■ **Task directions**
Reproduce all of the data that follows, character for character.

Data items
==============================

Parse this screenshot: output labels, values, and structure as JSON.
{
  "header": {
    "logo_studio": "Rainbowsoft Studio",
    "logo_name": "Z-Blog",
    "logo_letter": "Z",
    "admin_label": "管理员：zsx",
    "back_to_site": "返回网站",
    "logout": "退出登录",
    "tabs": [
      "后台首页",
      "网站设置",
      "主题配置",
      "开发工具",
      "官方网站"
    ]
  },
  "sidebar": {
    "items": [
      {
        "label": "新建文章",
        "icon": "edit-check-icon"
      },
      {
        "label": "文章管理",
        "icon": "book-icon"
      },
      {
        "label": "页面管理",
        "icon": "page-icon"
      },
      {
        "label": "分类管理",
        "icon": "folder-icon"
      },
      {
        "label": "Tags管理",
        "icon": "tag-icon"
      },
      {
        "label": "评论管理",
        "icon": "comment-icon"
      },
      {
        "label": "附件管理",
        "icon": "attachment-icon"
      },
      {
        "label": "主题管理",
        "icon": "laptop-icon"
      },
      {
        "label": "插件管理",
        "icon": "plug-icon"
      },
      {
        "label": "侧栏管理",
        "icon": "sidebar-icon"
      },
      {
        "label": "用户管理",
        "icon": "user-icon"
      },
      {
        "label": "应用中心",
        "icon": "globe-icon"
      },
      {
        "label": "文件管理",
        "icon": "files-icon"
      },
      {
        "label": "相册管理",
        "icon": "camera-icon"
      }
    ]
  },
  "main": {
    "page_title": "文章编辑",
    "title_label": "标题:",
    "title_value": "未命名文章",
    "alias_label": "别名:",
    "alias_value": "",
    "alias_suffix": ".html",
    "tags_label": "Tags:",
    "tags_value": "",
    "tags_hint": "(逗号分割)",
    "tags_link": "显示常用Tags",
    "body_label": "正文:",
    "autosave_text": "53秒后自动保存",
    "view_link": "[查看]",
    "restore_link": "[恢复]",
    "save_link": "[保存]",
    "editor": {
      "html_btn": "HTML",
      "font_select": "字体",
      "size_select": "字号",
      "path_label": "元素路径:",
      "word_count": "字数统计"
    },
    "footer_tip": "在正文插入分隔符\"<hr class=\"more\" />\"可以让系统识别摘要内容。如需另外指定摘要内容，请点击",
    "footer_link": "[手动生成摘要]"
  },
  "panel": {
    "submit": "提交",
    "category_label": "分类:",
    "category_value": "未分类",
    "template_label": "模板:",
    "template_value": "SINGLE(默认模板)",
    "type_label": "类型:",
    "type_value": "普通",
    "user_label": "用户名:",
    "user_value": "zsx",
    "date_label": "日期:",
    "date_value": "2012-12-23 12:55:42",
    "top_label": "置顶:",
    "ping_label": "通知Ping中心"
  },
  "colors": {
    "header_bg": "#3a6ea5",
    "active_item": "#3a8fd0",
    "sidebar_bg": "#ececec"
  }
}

==============================

■ **Task solution**
Parse this screenshot: output labels, values, and structure as JSON.
{
  "header": {
    "logo_studio": "Rainbowsoft Studio",
    "logo_name": "Z-Blog",
    "logo_letter": "Z",
    "admin_label": "管理员：zsx",
    "back_to_site": "返回网站",
    "logout": "退出登录",
    "tabs": [
      "后台首页",
      "网站设置",
      "主题配置",
      "开发工具",
      "官方网站"
    ]
  },
  "sidebar": {
    "items": [
      {
        "label": "新建文章",
        "icon": "edit-check-icon"
      },
      {
        "label": "文章管理",
        "icon": "book-icon"
      },
      {
        "label": "页面管理",
        "icon": "page-icon"
      },
      {
        "label": "分类管理",
        "icon": "folder-icon"
      },
      {
        "label": "Tags管理",
        "icon": "tag-icon"
      },
      {
        "label": "评论管理",
        "icon": "comment-icon"
      },
      {
        "label": "附件管理",
        "icon": "attachment-icon"
      },
      {
        "label": "主题管理",
        "icon": "laptop-icon"
      },
      {
        "label": "插件管理",
        "icon": "plug-icon"
      },
      {
        "label": "侧栏管理",
        "icon": "sidebar-icon"
      },
      {
        "label": "用户管理",
        "icon": "user-icon"
      },
      {
        "label": "应用中心",
        "icon": "globe-icon"
      },
      {
        "label": "文件管理",
        "icon": "files-icon"
      },
      {
        "label": "相册管理",
        "icon": "camera-icon"
      }
    ]
  },
  "main": {
    "page_title": "文章编辑",
    "title_label": "标题:",
    "title_value": "未命名文章",
    "alias_label": "别名:",
    "alias_value": "",
    "alias_suffix": ".html",
    "tags_label": "Tags:",
    "tags_value": "",
    "tags_hint": "(逗号分割)",
    "tags_link": "显示常用Tags",
    "body_label": "正文:",
    "autosave_text": "53秒后自动保存",
    "view_link": "[查看]",
    "restore_link": "[恢复]",
    "save_link": "[保存]",
    "editor": {
      "html_btn": "HTML",
      "font_select": "字体",
      "size_select": "字号",
      "path_label": "元素路径:",
      "word_count": "字数统计"
    },
    "footer_tip": "在正文插入分隔符\"<hr class=\"more\" />\"可以让系统识别摘要内容。如需另外指定摘要内容，请点击",
    "footer_link": "[手动生成摘要]"
  },
  "panel": {
    "submit": "提交",
    "category_label": "分类:",
    "category_value": "未分类",
    "template_label": "模板:",
    "template_value": "SINGLE(默认模板)",
    "type_label": "类型:",
    "type_value": "普通",
    "user_label": "用户名:",
    "user_value": "zsx",
    "date_label": "日期:",
    "date_value": "2012-12-23 12:55:42",
    "top_label": "置顶:",
    "ping_label": "通知Ping中心"
  },
  "colors": {
    "header_bg": "#3a6ea5",
    "active_item": "#3a8fd0",
    "sidebar_bg": "#ececec"
  }
}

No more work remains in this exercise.